# DESCRIPTION OF THE TASK:
Whatever appears in the records should be given again exactly, down to the last mark.

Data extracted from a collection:
....
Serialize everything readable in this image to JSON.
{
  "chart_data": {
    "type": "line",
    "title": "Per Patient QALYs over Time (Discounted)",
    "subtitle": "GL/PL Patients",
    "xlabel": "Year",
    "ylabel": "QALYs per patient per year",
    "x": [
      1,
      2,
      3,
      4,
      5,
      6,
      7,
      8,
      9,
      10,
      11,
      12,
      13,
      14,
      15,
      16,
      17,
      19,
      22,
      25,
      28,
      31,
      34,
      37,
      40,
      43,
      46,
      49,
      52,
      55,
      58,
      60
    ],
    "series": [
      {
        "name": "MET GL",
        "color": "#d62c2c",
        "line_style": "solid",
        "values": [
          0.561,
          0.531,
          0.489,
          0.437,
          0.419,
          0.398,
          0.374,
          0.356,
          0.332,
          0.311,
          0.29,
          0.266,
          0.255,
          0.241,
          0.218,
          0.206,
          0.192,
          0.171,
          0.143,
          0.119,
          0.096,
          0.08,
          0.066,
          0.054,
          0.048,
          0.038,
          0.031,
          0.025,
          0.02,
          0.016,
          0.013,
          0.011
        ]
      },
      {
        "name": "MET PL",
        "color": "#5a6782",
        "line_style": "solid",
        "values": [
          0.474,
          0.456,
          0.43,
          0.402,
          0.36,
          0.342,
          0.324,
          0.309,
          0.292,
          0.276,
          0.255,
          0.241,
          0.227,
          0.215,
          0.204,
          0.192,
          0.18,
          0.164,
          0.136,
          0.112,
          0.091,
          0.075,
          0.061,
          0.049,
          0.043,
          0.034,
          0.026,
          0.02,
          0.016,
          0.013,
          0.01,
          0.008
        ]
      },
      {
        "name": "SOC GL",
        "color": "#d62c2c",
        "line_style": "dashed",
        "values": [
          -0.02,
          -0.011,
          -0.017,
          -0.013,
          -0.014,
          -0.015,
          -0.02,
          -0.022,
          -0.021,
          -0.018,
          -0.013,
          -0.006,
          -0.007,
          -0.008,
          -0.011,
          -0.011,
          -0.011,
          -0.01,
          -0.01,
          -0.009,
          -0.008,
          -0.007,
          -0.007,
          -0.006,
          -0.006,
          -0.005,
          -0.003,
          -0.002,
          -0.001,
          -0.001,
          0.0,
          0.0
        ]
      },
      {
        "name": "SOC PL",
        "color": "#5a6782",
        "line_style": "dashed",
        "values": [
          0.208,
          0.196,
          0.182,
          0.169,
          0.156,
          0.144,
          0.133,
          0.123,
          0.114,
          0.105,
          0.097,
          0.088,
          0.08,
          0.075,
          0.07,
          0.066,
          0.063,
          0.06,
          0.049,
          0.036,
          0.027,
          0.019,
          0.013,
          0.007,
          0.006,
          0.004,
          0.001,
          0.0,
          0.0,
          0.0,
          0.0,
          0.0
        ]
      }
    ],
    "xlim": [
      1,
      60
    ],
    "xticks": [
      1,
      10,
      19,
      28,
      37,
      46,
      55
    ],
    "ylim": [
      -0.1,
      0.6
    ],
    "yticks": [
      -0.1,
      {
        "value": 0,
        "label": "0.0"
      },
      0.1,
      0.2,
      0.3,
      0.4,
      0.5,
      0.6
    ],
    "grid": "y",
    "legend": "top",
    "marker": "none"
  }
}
....
# TASK SOLUTION:
Serialize everything readable in this image to JSON.
{
  "chart_data": {
    "type": "line",
    "title": "Per Patient QALYs over Time (Discounted)",
    "subtitle": "GL/PL Patients",
    "xlabel": "Year",
    "ylabel": "QALYs per patient per year",
    "x": [
      1,
      2,
      3,
      4,
      5,
      6,
      7,
      8,
      9,
      10,
      11,
      12,
      13,
      14,
      15,
      16,
      17,
      19,
      22,
      25,
      28,
      31,
      34,
      37,
      40,
      43,
      46,
      49,
      52,
      55,
      58,
      60
    ],
    "series": [
      {
        "name": "MET GL",
        "color": "#d62c2c",
        "line_style": "solid",
        "values": [
          0.561,
          0.531,
          0.489,
          0.437,
          0.419,
          0.398,
          0.374,
          0.356,
          0.332,
          0.311,
          0.29,
          0.266,
          0.255,
          0.241,
          0.218,
          0.206,
          0.192,
          0.171,
          0.143,
          0.119,
          0.096,
          0.08,
          0.066,
          0.054,
          0.048,
          0.038,
          0.031,
          0.025,
          0.02,
          0.016,
          0.013,
          0.011
        ]
      },
      {
        "name": "MET PL",
        "color": "#5a6782",
        "line_style": "solid",
        "values": [
          0.474,
          0.456,
          0.43,
          0.402,
          0.36,
          0.342,
          0.324,
          0.309,
          0.292,
          0.276,
          0.255,
          0.241,
          0.227,
          0.215,
          0.204,
          0.192,
          0.18,
          0.164,
          0.136,
          0.112,
          0.091,
          0.075,
          0.061,
          0.049,
          0.043,
          0.034,
          0.026,
          0.02,
          0.016,
          0.013,
          0.01,
          0.008
        ]
      },
      {
        "name": "SOC GL",
        "color": "#d62c2c",
        "line_style": "dashed",
        "values": [
          -0.02,
          -0.011,
          -0.017,
          -0.013,
          -0.014,
          -0.015,
          -0.02,
          -0.022,
          -0.021,
          -0.018,
          -0.013,
          -0.006,
          -0.007,
          -0.008,
          -0.011,
          -0.011,
          -0.011,
          -0.01,
          -0.01,
          -0.009,
          -0.008,
          -0.007,
          -0.007,
          -0.006,
          -0.006,
          -0.005,
          -0.003,
          -0.002,
          -0.001,
          -0.001,
          0.0,
          0.0
        ]
      },
      {
        "name": "SOC PL",
        "color": "#5a6782",
        "line_style": "dashed",
        "values": [
          0.208,
          0.196,
          0.182,
          0.169,
          0.156,
          0.144,
          0.133,
          0.123,
          0.114,
          0.105,
          0.097,
          0.088,
          0.08,
          0.075,
          0.07,
          0.066,
          0.063,
          0.06,
          0.049,
          0.036,
          0.027,
          0.019,
          0.013,
          0.007,
          0.006,
          0.004,
          0.001,
          0.0,
          0.0,
          0.0,
          0.0,
          0.0
        ]
      }
    ],
    "xlim": [
      1,
      60
    ],
    "xticks": [
      1,
      10,
      19,
      28,
      37,
      46,
      55
    ],
    "ylim": [
      -0.1,
      0.6
    ],
    "yticks": [
      -0.1,
      {
        "value": 0,
        "label": "0.0"
      },
      0.1,
      0.2,
      0.3,
      0.4,
      0.5,
      0.6
    ],
    "grid": "y",
    "legend": "top",
    "marker": "none"
  }
}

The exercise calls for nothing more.